GOAL >> Can you transcribe every line exactly and leave the pictures behind?
____________
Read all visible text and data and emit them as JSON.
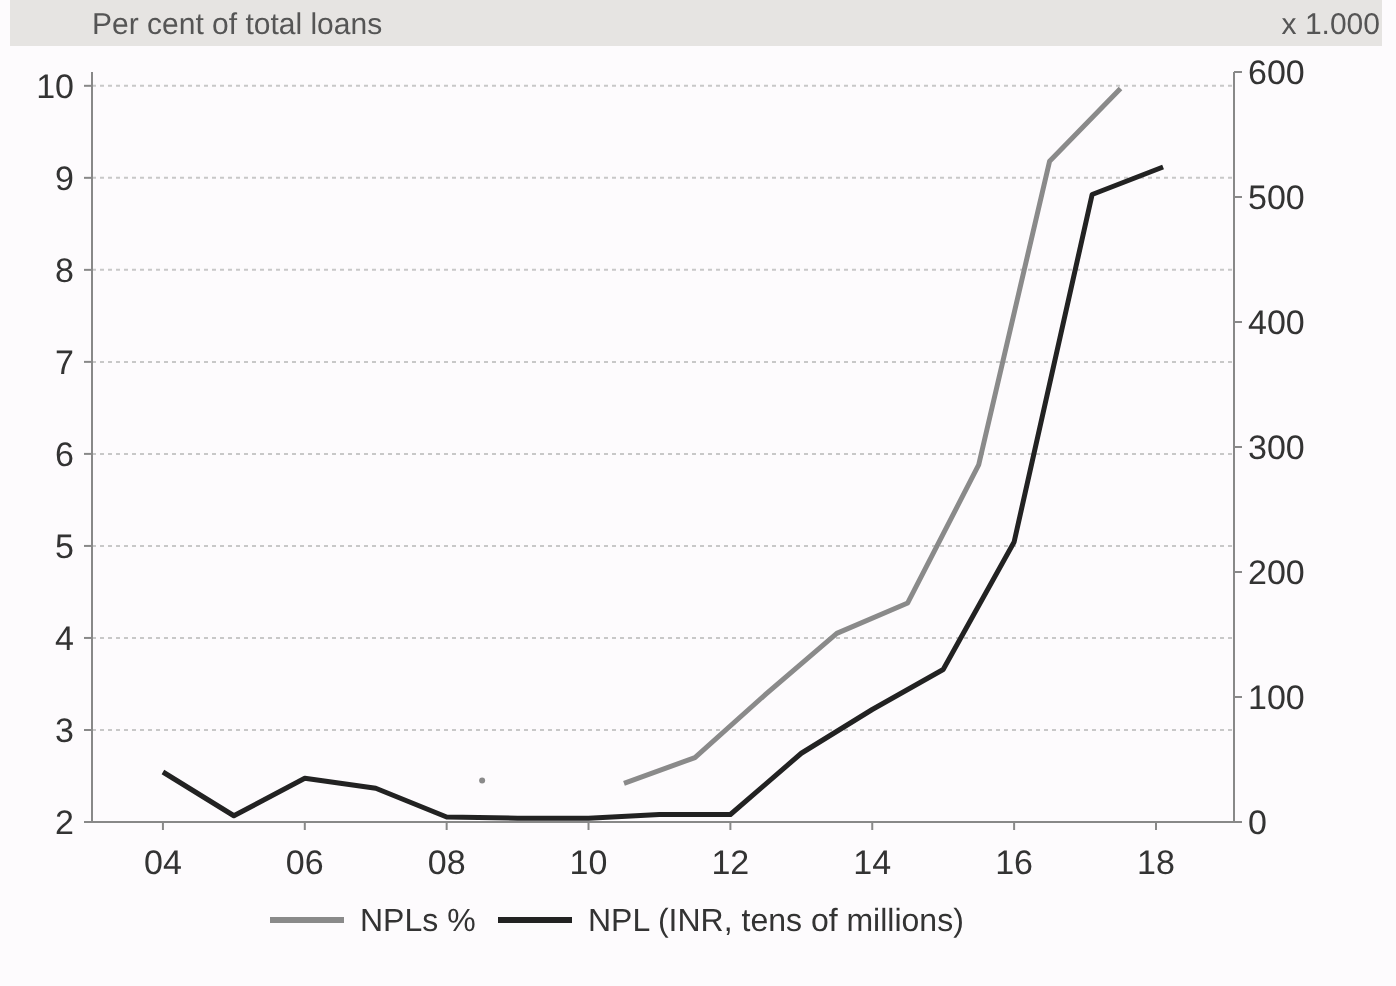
{
  "chart_data": {
    "type": "line",
    "ylabel": "Per cent of total loans",
    "y2label": "x 1.000",
    "xlim": [
      2003,
      2019.1
    ],
    "xticks": [
      {
        "value": 2004,
        "label": "04"
      },
      {
        "value": 2006,
        "label": "06"
      },
      {
        "value": 2008,
        "label": "08"
      },
      {
        "value": 2010,
        "label": "10"
      },
      {
        "value": 2012,
        "label": "12"
      },
      {
        "value": 2014,
        "label": "14"
      },
      {
        "value": 2016,
        "label": "16"
      },
      {
        "value": 2018,
        "label": "18"
      }
    ],
    "ylim": [
      2,
      10.15
    ],
    "yticks": [
      2,
      3,
      4,
      5,
      6,
      7,
      8,
      9,
      10
    ],
    "y2lim": [
      0,
      600
    ],
    "y2ticks": [
      0,
      100,
      200,
      300,
      400,
      500,
      600
    ],
    "grid": "y",
    "legend": "bottom",
    "line_style": "solid",
    "series": [
      {
        "name": "NPLs %",
        "color": "#8a8a8a",
        "x": [
          2008.5,
          2009.5,
          2010.5,
          2011.5,
          2012.5,
          2013.5,
          2014.5,
          2015.5,
          2016.5,
          2017.5
        ],
        "values": [
          2.45,
          null,
          2.42,
          2.7,
          3.39,
          4.05,
          4.38,
          5.88,
          9.18,
          9.97
        ]
      },
      {
        "name": "NPL (INR, tens of millions)",
        "color": "#222222",
        "axis": "y2",
        "x": [
          2004,
          2005,
          2006,
          2007,
          2008,
          2009,
          2010,
          2011,
          2012,
          2013,
          2014,
          2015,
          2016,
          2017.1,
          2018.1
        ],
        "values": [
          40,
          5,
          35,
          27,
          4,
          3,
          3,
          6,
          6,
          55,
          90,
          122,
          224,
          502,
          524
        ]
      }
    ]
  }
}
____________
EXERCISE OUTPUT >>
Read all visible text and data and emit them as JSON.
{
  "chart_data": {
    "type": "line",
    "ylabel": "Per cent of total loans",
    "y2label": "x 1.000",
    "xlim": [
      2003,
      2019.1
    ],
    "xticks": [
      {
        "value": 2004,
        "label": "04"
      },
      {
        "value": 2006,
        "label": "06"
      },
      {
        "value": 2008,
        "label": "08"
      },
      {
        "value": 2010,
        "label": "10"
      },
      {
        "value": 2012,
        "label": "12"
      },
      {
        "value": 2014,
        "label": "14"
      },
      {
        "value": 2016,
        "label": "16"
      },
      {
        "value": 2018,
        "label": "18"
      }
    ],
    "ylim": [
      2,
      10.15
    ],
    "yticks": [
      2,
      3,
      4,
      5,
      6,
      7,
      8,
      9,
      10
    ],
    "y2lim": [
      0,
      600
    ],
    "y2ticks": [
      0,
      100,
      200,
      300,
      400,
      500,
      600
    ],
    "grid": "y",
    "legend": "bottom",
    "line_style": "solid",
    "series": [
      {
        "name": "NPLs %",
        "color": "#8a8a8a",
        "x": [
          2008.5,
          2009.5,
          2010.5,
          2011.5,
          2012.5,
          2013.5,
          2014.5,
          2015.5,
          2016.5,
          2017.5
        ],
        "values": [
          2.45,
          null,
          2.42,
          2.7,
          3.39,
          4.05,
          4.38,
          5.88,
          9.18,
          9.97
        ]
      },
      {
        "name": "NPL (INR, tens of millions)",
        "color": "#222222",
        "axis": "y2",
        "x": [
          2004,
          2005,
          2006,
          2007,
          2008,
          2009,
          2010,
          2011,
          2012,
          2013,
          2014,
          2015,
          2016,
          2017.1,
          2018.1
        ],
        "values": [
          40,
          5,
          35,
          27,
          4,
          3,
          3,
          6,
          6,
          55,
          90,
          122,
          224,
          502,
          524
        ]
      }
    ]
  }
}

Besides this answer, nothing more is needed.